#### O QUE FAZER
1. Segundo a crítica de "Ricky", em que veículo Katie e Lisa se preparam para andar?
2. Retome a crítica de "Ricky" logo após a última frase dela.

Em "Ricky", franco-suíço nos prepara para o que não virá

Divulgação
Sergi López e Arthur Peyret em cena de "Ricky", longa do diretor francês François Ozon

INÁCIO ARAUJO
CRÍTICO DA FOLHA

Desde as primeiras sequências de "Ricky", François Ozon demonstra sua enorme capacidade para trazer o espectador ao forte sentido de atmosfera que cria.
Assim, vemos Katie, a mãe, e sua pequena filha, Lisa, se preparando para andar em uma pequena Vespa. Mais tarde, Katie conhece Paco, seu colega na fábrica. Os dois começam um namoro, seguido pelos olhos de Lisa.
Evidentemente, as atenções da mãe agora se dividem entre a filha e o amante, de maneira que pensamos na maneira como Lisa absorve o golpe de já não ser a única.
Ela o absorve, mas a apreensão do espectador não se dissipa.
É numa atmosfera de mistério que "Ricky" nos projeta. Mas, claro, dele não está isenta a psicologia. E é a evolução do drama psicológico (e de nossos hábitos e expectativas) que o diretor francês parece desde o início querer contrariar. Ele nos prepara para o que não virá.

#### DADOS DISPONÍVEIS
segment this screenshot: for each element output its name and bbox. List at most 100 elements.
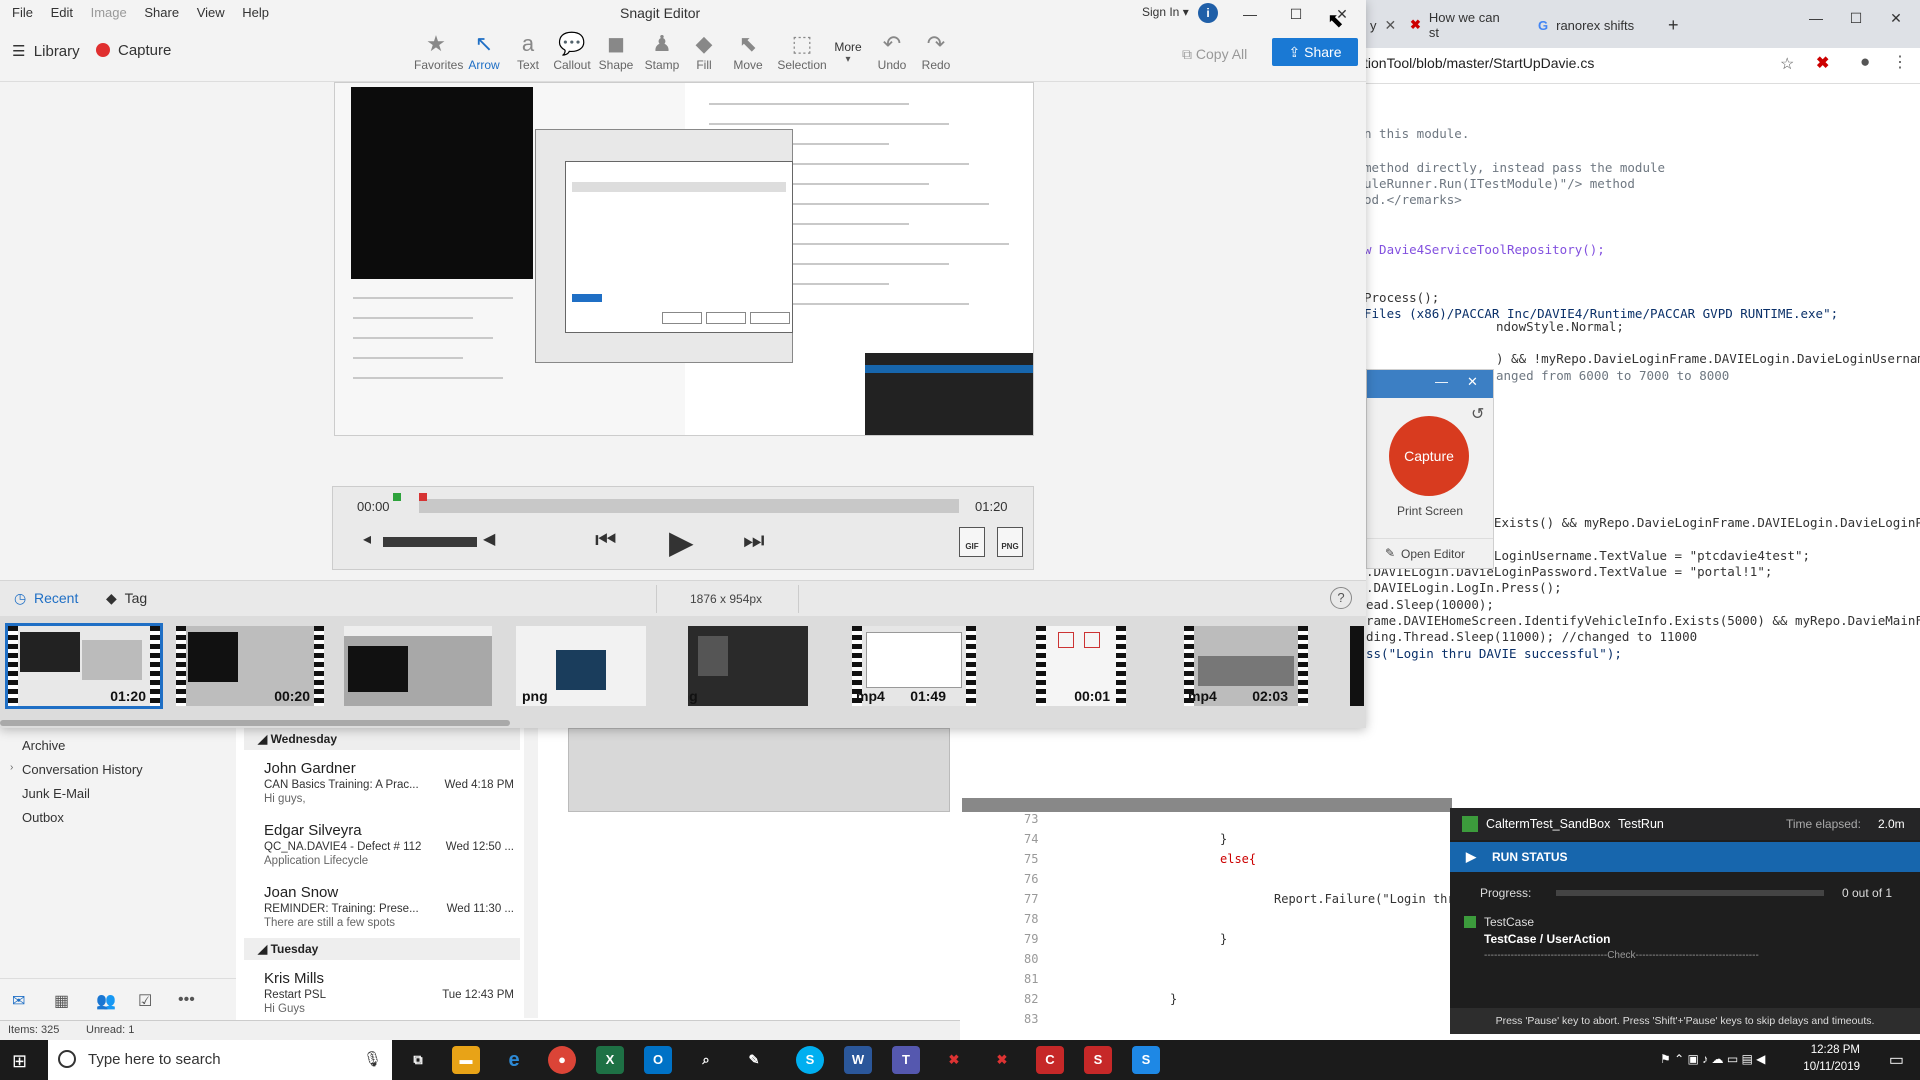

#### RESPOSTAS POR TAREFA
1. Em uma pequena Vespa.

2.
Mesmo antes de Ricky nascer, portanto, Ozon opera o cinema como uma máquina de destruir as expectativas que o próprio hábito do cinema criou.
O nascimento de Ricky será um grande evento. Novamente as expectativas se voltam para as reações de Lisa. Como se comportará diante desse bebê? Lisa, no entanto, manifesta muito menos contrariedade do que Paco, que será expulso da casa, suspeito de maus tratos ao bebê.
As suspeitas de Katie se voltarão para Lisa, no dia em que o bebê simplesmente desaparece. É bem aí que tudo muda no filme. É quando descobrirão que Ricky começou a desenvolver asas. O que poderia significar isso? Que atitude tomar?

MONSTRUOSIDADE
Existe algo de monstruoso nisso. O que são bebês-monstros? Seres demoníacos, segundo a tradição do cinema fantástico, em particular americano. Mas, para Katie, pouco importam as asas. Importa que Ricky é seu filho e deve ser preservado.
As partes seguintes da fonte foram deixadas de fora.